_Exercise details_.
Please count the lines in the records below that contain the string "other", treating case as significant, and reply with only that number.

_Excerpted records_.
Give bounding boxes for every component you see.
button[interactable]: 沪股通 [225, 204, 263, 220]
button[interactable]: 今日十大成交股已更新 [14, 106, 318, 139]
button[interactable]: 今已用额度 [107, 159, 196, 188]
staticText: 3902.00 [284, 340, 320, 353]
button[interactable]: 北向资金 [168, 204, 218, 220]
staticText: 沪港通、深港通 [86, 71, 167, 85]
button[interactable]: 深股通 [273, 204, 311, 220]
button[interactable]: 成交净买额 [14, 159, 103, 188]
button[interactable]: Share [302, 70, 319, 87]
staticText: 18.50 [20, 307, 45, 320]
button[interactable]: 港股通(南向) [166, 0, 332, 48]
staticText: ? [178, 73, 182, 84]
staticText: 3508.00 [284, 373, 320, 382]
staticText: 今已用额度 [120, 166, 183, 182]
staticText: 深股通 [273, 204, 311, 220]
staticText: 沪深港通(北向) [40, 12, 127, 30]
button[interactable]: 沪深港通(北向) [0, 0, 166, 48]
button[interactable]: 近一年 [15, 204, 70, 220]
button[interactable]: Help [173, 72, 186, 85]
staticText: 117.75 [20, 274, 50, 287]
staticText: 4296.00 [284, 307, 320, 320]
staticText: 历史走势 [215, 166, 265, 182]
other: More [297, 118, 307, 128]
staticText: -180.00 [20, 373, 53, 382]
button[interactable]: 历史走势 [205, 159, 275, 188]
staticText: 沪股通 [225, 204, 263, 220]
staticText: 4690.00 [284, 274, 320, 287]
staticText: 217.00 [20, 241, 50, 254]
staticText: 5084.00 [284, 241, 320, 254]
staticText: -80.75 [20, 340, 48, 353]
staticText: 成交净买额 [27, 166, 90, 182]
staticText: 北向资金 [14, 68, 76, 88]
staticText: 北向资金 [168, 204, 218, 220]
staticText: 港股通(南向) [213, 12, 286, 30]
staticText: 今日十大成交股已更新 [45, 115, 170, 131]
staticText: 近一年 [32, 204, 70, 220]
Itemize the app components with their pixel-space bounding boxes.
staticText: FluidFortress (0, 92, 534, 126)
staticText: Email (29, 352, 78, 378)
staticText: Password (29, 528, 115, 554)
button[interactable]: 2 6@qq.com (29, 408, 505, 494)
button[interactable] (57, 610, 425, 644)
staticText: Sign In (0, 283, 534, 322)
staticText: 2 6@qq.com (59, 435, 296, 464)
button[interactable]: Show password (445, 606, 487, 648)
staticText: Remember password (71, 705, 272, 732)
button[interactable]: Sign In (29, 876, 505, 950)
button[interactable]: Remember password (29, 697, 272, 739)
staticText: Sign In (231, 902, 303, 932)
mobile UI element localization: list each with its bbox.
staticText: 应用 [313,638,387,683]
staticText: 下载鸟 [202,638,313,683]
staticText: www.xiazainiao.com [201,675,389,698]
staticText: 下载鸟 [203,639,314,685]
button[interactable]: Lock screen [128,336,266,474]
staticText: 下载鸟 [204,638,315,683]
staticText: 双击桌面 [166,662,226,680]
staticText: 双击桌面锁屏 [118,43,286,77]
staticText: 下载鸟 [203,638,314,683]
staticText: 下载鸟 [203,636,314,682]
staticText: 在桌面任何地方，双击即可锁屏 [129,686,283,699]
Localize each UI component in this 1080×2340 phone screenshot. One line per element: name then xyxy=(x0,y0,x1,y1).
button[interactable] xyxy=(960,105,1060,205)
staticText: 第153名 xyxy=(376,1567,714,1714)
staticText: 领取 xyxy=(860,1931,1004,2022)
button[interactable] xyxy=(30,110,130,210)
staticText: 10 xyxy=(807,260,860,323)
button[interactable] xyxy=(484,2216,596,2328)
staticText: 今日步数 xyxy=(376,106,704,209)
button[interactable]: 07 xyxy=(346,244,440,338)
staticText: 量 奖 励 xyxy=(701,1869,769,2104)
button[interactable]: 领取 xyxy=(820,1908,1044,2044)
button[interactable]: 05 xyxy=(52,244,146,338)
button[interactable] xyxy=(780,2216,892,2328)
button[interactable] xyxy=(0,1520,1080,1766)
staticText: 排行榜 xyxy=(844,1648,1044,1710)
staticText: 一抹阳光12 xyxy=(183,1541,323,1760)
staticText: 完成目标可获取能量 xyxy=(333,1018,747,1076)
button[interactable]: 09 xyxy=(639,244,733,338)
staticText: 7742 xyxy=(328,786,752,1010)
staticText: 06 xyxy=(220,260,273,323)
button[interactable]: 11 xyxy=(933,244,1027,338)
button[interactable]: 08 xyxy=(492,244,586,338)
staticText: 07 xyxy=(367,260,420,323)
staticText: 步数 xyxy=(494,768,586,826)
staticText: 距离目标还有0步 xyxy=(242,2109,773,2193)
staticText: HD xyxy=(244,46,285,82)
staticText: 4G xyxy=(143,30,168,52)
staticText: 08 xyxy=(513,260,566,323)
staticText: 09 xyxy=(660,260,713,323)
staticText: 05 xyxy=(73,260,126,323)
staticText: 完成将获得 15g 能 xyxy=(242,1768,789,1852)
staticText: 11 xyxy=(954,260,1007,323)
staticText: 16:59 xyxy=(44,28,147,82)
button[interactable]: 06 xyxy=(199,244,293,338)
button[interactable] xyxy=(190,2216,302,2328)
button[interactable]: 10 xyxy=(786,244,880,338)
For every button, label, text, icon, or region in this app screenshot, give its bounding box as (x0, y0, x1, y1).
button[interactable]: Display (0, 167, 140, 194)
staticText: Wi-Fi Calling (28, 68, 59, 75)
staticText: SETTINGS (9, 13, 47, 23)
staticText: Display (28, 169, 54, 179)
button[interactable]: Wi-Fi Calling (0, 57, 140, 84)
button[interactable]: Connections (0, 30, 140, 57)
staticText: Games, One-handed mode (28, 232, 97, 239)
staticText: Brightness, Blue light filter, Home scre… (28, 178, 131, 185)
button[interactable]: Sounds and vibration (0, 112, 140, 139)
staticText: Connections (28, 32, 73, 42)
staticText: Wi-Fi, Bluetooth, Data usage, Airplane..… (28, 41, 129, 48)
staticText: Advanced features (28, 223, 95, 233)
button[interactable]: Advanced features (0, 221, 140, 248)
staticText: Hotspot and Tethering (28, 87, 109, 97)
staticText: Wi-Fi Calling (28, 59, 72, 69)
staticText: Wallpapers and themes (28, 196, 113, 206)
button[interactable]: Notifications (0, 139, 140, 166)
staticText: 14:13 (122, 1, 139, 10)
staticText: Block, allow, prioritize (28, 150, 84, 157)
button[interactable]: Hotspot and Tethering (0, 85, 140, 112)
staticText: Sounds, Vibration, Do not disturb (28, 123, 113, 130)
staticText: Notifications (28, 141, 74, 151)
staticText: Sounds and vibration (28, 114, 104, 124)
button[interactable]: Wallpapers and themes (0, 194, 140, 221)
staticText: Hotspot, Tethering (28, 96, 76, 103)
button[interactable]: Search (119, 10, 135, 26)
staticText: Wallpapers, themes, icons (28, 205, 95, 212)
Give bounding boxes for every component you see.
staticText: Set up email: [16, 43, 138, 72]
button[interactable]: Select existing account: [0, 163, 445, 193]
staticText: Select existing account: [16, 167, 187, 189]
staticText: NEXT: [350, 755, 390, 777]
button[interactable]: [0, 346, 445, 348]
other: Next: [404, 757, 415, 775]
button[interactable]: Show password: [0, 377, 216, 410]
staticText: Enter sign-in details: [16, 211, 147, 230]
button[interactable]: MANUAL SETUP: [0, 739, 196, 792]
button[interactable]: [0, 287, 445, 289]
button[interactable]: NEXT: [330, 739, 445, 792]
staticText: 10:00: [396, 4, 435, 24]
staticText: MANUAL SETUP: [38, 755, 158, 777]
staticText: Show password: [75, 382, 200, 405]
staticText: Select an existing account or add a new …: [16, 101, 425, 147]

_Response to this exercise_.
2